** begin **

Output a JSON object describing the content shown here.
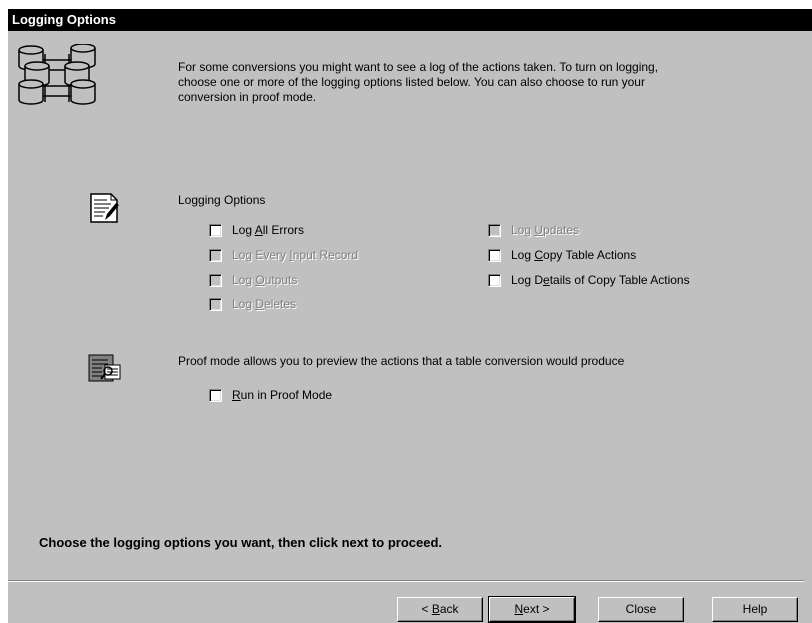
{
  "window": {
    "title": "Logging Options"
  },
  "intro": {
    "line1": "For some conversions you might want to see a log of the actions taken.  To turn on logging,",
    "line2": "choose one or more of the logging options listed below.  You can also choose to run your",
    "line3": "conversion in proof mode."
  },
  "logging": {
    "section_label": "Logging Options",
    "options": [
      {
        "pre": "Log ",
        "mn": "A",
        "post": "ll Errors",
        "enabled": true,
        "checked": false
      },
      {
        "pre": "Log Every ",
        "mn": "I",
        "post": "nput Record",
        "enabled": false,
        "checked": false
      },
      {
        "pre": "Log ",
        "mn": "O",
        "post": "utputs",
        "enabled": false,
        "checked": false
      },
      {
        "pre": "Log ",
        "mn": "D",
        "post": "eletes",
        "enabled": false,
        "checked": false
      },
      {
        "pre": "Log ",
        "mn": "U",
        "post": "pdates",
        "enabled": false,
        "checked": false
      },
      {
        "pre": "Log ",
        "mn": "C",
        "post": "opy Table Actions",
        "enabled": true,
        "checked": false
      },
      {
        "pre": "Log D",
        "mn": "e",
        "post": "tails of Copy Table Actions",
        "enabled": true,
        "checked": false
      }
    ]
  },
  "proof": {
    "description": "Proof mode allows you to preview the actions that a table conversion would produce",
    "option": {
      "pre": "",
      "mn": "R",
      "post": "un in Proof Mode",
      "enabled": true,
      "checked": false
    }
  },
  "instruction": "Choose the logging options you want, then click next to proceed.",
  "buttons": {
    "back": {
      "pre": "< ",
      "mn": "B",
      "post": "ack"
    },
    "next": {
      "pre": "",
      "mn": "N",
      "post": "ext >"
    },
    "close": "Close",
    "help": "Help"
  },
  "icons": {
    "header": "database-tables-icon",
    "logging": "notepad-pen-icon",
    "proof": "document-magnifier-icon"
  }
}
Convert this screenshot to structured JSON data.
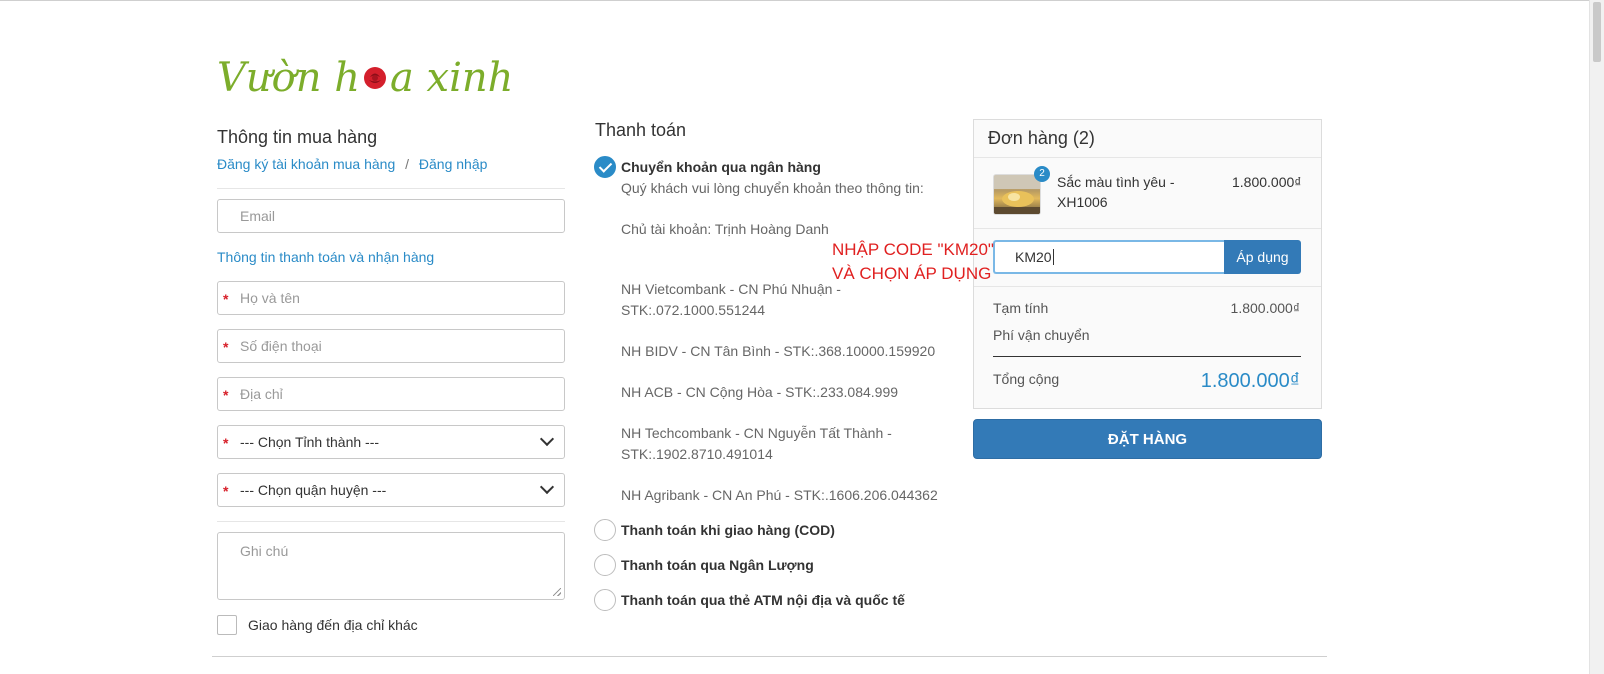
{
  "logo": {
    "text_before": "Vườn h",
    "text_after": "a xinh"
  },
  "purchase_info": {
    "title": "Thông tin mua hàng",
    "register_link": "Đăng ký tài khoản mua hàng",
    "separator": "/",
    "login_link": "Đăng nhập",
    "email_placeholder": "Email",
    "shipping_info_link": "Thông tin thanh toán và nhận hàng",
    "required_mark": "*",
    "fullname_placeholder": "Họ và tên",
    "phone_placeholder": "Số điện thoại",
    "address_placeholder": "Địa chỉ",
    "province_select": "--- Chọn Tỉnh thành ---",
    "district_select": "--- Chọn quận huyện ---",
    "note_placeholder": "Ghi chú",
    "ship_other_label": "Giao hàng đến địa chỉ khác"
  },
  "payment": {
    "title": "Thanh toán",
    "bank_transfer": {
      "label": "Chuyển khoản qua ngân hàng",
      "intro": "Quý khách vui lòng chuyển khoản theo thông tin:",
      "owner": "Chủ tài khoản: Trịnh Hoàng Danh",
      "vcb_line1": "NH Vietcombank - CN Phú Nhuận -",
      "vcb_line2": "STK:.072.1000.551244",
      "bidv": "NH BIDV - CN Tân Bình - STK:.368.10000.159920",
      "acb": "NH ACB - CN Cộng Hòa - STK:.233.084.999",
      "tcb_line1": "NH Techcombank - CN Nguyễn Tất Thành -",
      "tcb_line2": "STK:.1902.8710.491014",
      "agribank": "NH Agribank - CN An Phú - STK:.1606.206.044362"
    },
    "cod_label": "Thanh toán khi giao hàng (COD)",
    "nganluong_label": "Thanh toán qua Ngân Lượng",
    "atm_label": "Thanh toán qua thẻ ATM nội địa và quốc tế"
  },
  "order": {
    "title": "Đơn hàng (2)",
    "item": {
      "qty": "2",
      "name": "Sắc màu tình yêu - XH1006",
      "price": "1.800.000₫"
    },
    "coupon_value": "KM20",
    "apply_button": "Áp dụng",
    "subtotal_label": "Tạm tính",
    "subtotal_value": "1.800.000₫",
    "shipping_label": "Phí vận chuyển",
    "total_label": "Tổng cộng",
    "total_value": "1.800.000₫",
    "place_order_button": "ĐẶT HÀNG"
  },
  "annotation": {
    "line1": "NHẬP CODE \"KM20\"",
    "line2": "VÀ CHỌN ÁP DỤNG"
  },
  "colors": {
    "link": "#2a8bc7",
    "primary_button": "#337ab7",
    "logo_green": "#7cad2b",
    "annotation_red": "#e02020",
    "required_red": "#d7202a"
  }
}
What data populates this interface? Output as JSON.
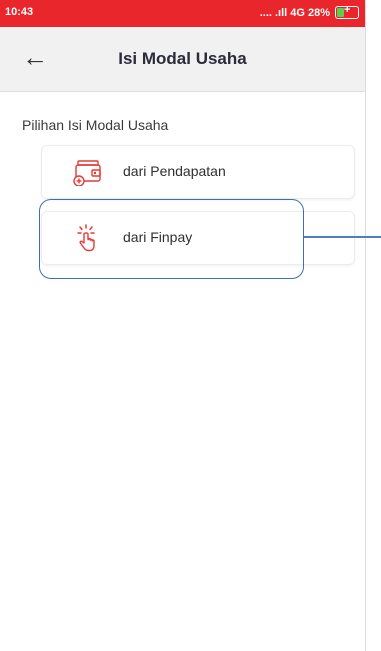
{
  "status_bar": {
    "time": "10:43",
    "network": ".... .ıll 4G",
    "battery_percent": "28%"
  },
  "header": {
    "title": "Isi Modal Usaha",
    "back_icon": "arrow-left-icon"
  },
  "section": {
    "label": "Pilihan Isi Modal Usaha"
  },
  "options": [
    {
      "label": "dari Pendapatan",
      "icon": "wallet-plus-icon"
    },
    {
      "label": "dari Finpay",
      "icon": "tap-hand-icon"
    }
  ],
  "colors": {
    "status_bar": "#e8262b",
    "accent_red": "#e53935",
    "annotation_blue": "#3d6fb6"
  }
}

** end **

Exactly as written, give again every line from the one containing "What data populates" through the last line of the material, both included, with the pictures left out.

What data populates this interface? Output as JSON.
{
  "status_bar": {
    "time": "10:43",
    "network": ".... .ıll 4G",
    "battery_percent": "28%"
  },
  "header": {
    "title": "Isi Modal Usaha",
    "back_icon": "arrow-left-icon"
  },
  "section": {
    "label": "Pilihan Isi Modal Usaha"
  },
  "options": [
    {
      "label": "dari Pendapatan",
      "icon": "wallet-plus-icon"
    },
    {
      "label": "dari Finpay",
      "icon": "tap-hand-icon"
    }
  ],
  "colors": {
    "status_bar": "#e8262b",
    "accent_red": "#e53935",
    "annotation_blue": "#3d6fb6"
  }
}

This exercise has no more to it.